▸ **Supplied material**
'''

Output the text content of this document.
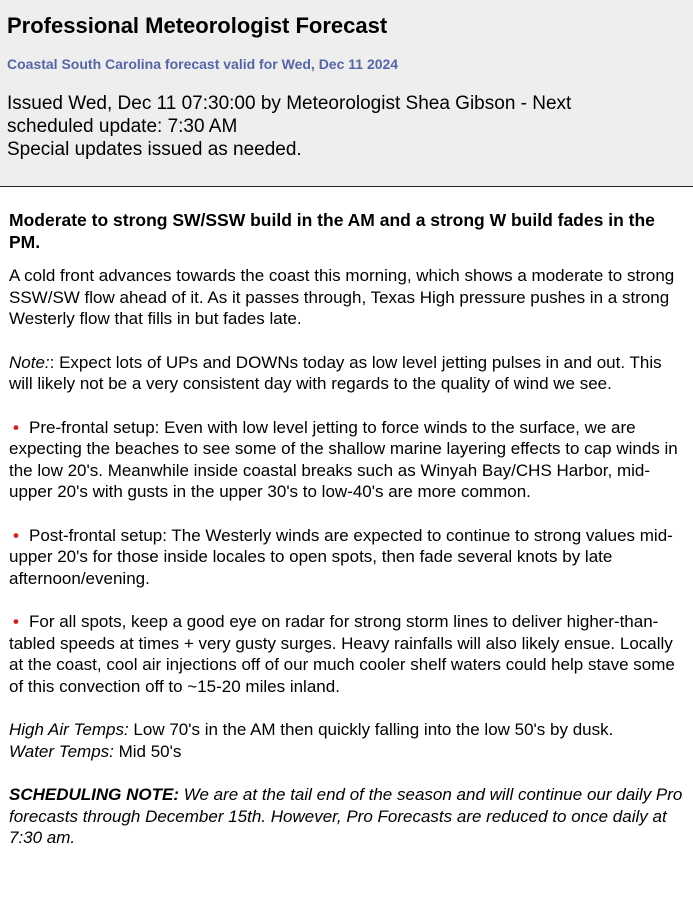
Professional Meteorologist Forecast
Coastal South Carolina forecast valid for Wed, Dec 11 2024
Issued Wed, Dec 11 07:30:00 by Meteorologist Shea Gibson - Next scheduled update: 7:30 AM
Special updates issued as needed.
Moderate to strong SW/SSW build in the AM and a strong W build fades in the PM.
A cold front advances towards the coast this morning, which shows a moderate to strong SSW/SW flow ahead of it. As it passes through, Texas High pressure pushes in a strong Westerly flow that fills in but fades late.
Note:: Expect lots of UPs and DOWNs today as low level jetting pulses in and out. This will likely not be a very consistent day with regards to the quality of wind we see.
• Pre-frontal setup: Even with low level jetting to force winds to the surface, we are expecting the beaches to see some of the shallow marine layering effects to cap winds in the low 20's. Meanwhile inside coastal breaks such as Winyah Bay/CHS Harbor, mid-upper 20's with gusts in the upper 30's to low-40's are more common.
• Post-frontal setup: The Westerly winds are expected to continue to strong values mid-upper 20's for those inside locales to open spots, then fade several knots by late afternoon/evening.
• For all spots, keep a good eye on radar for strong storm lines to deliver higher-than-tabled speeds at times + very gusty surges. Heavy rainfalls will also likely ensue. Locally at the coast, cool air injections off of our much cooler shelf waters could help stave some of this convection off to ~15-20 miles inland.
High Air Temps: Low 70's in the AM then quickly falling into the low 50's by dusk.
Water Temps: Mid 50's
SCHEDULING NOTE: We are at the tail end of the season and will continue our daily Pro forecasts through December 15th. However, Pro Forecasts are reduced to once daily at 7:30 am.
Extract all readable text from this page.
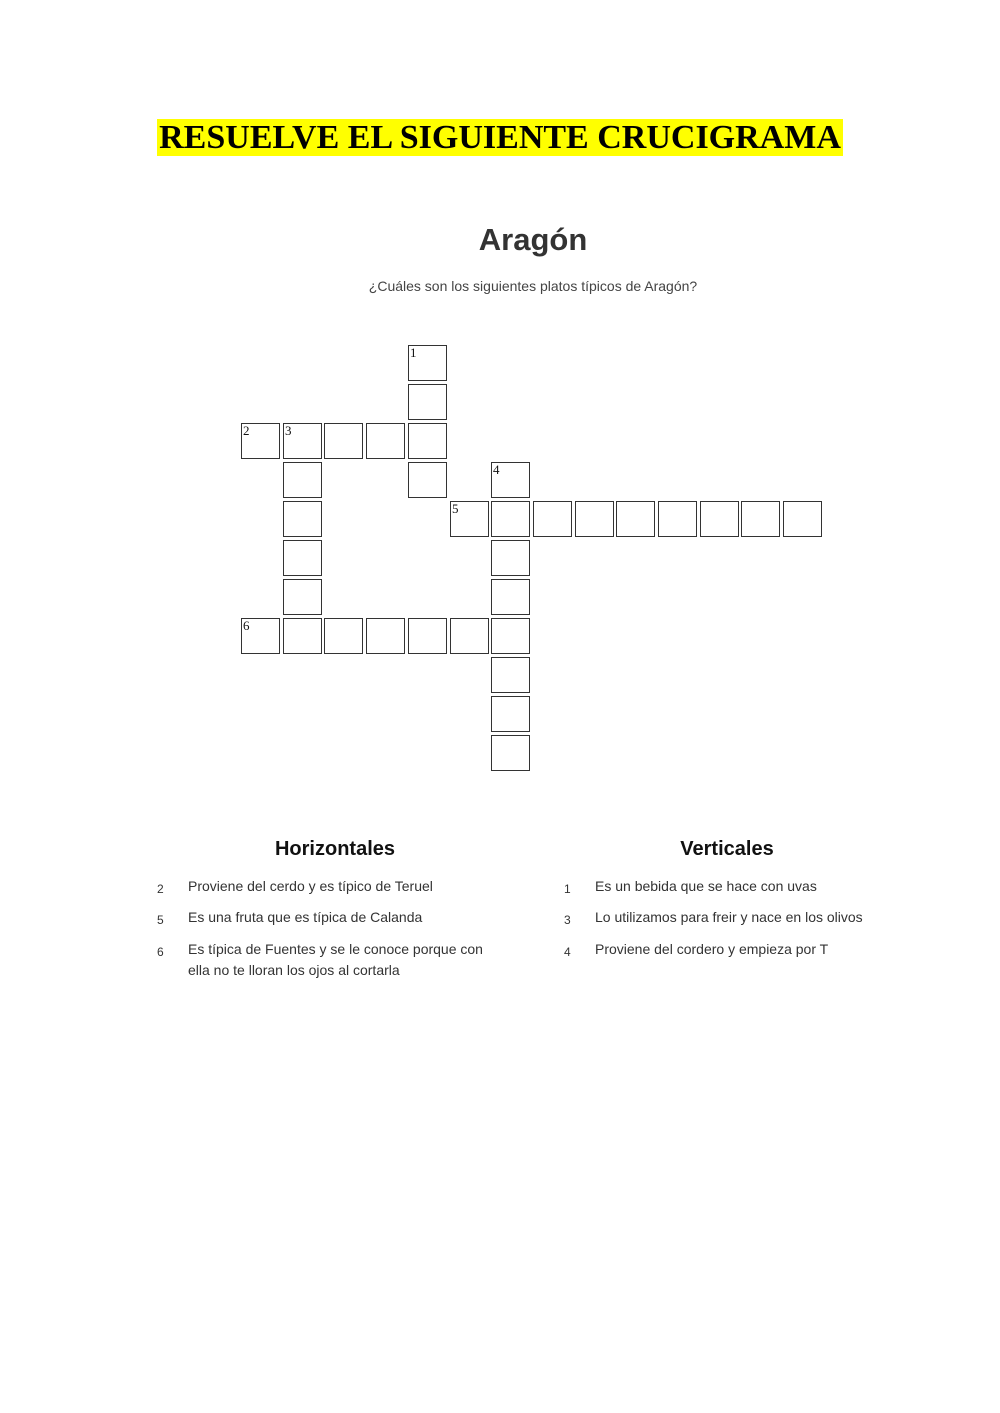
RESUELVE EL SIGUIENTE CRUCIGRAMA
Aragón

¿Cuáles son los siguientes platos típicos de Aragón?

1
2	3
4
5
6
Horizontales	Verticales
2	Proviene del cerdo y es típico de Teruel
5	Es una fruta que es típica de Calanda
6	Es típica de Fuentes y se le conoce porque con ella no te lloran los ojos al cortarla
1	Es un bebida que se hace con uvas
3	Lo utilizamos para freir y nace en los olivos
4	Proviene del cordero y empieza por T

'''

▸ **Work instructions**
Show every line of the listing in which the string "spots" can be found.

▸ **The result**
• Post-frontal setup: The Westerly winds are expected to continue to strong values mid-upper 20's for those inside locales to open spots, then fade several knots by late afternoon/evening.
• For all spots, keep a good eye on radar for strong storm lines to deliver higher-than-tabled speeds at times + very gusty surges. Heavy rainfalls will also likely ensue. Locally at the coast, cool air injections off of our much cooler shelf waters could help stave some of this convection off to ~15-20 miles inland.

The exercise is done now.